__Your instructions__
Read through the lines below for the string "sample" and copy each one that has it.
Material supplied Block Start
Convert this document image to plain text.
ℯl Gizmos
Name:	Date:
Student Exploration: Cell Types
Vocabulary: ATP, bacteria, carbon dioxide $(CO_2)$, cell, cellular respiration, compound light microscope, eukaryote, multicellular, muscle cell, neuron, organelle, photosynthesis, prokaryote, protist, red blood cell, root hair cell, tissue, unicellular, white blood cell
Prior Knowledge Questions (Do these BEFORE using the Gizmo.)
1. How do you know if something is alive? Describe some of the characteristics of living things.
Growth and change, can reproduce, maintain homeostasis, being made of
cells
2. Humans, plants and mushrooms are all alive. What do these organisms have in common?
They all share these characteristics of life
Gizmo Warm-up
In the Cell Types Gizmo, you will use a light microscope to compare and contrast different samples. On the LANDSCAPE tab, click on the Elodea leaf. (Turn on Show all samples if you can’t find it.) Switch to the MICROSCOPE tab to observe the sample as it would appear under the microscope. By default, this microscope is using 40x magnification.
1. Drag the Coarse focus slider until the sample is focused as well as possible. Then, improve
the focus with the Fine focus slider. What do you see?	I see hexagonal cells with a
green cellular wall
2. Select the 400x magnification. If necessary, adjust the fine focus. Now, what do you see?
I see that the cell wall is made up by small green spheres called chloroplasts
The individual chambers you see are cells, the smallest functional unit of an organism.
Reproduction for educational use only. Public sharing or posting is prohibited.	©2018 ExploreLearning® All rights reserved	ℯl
Material supplied Block End
__Output for this task__
In the Cell Types Gizmo, you will use a light microscope to compare and contrast different samples. On the LANDSCAPE tab, click on the Elodea leaf. (Turn on Show all samples if you can’t find it.) Switch to the MICROSCOPE tab to observe the sample as it would appear under the microscope. By default, this microscope is using 40x magnification.
1. Drag the Coarse focus slider until the sample is focused as well as possible. Then, improve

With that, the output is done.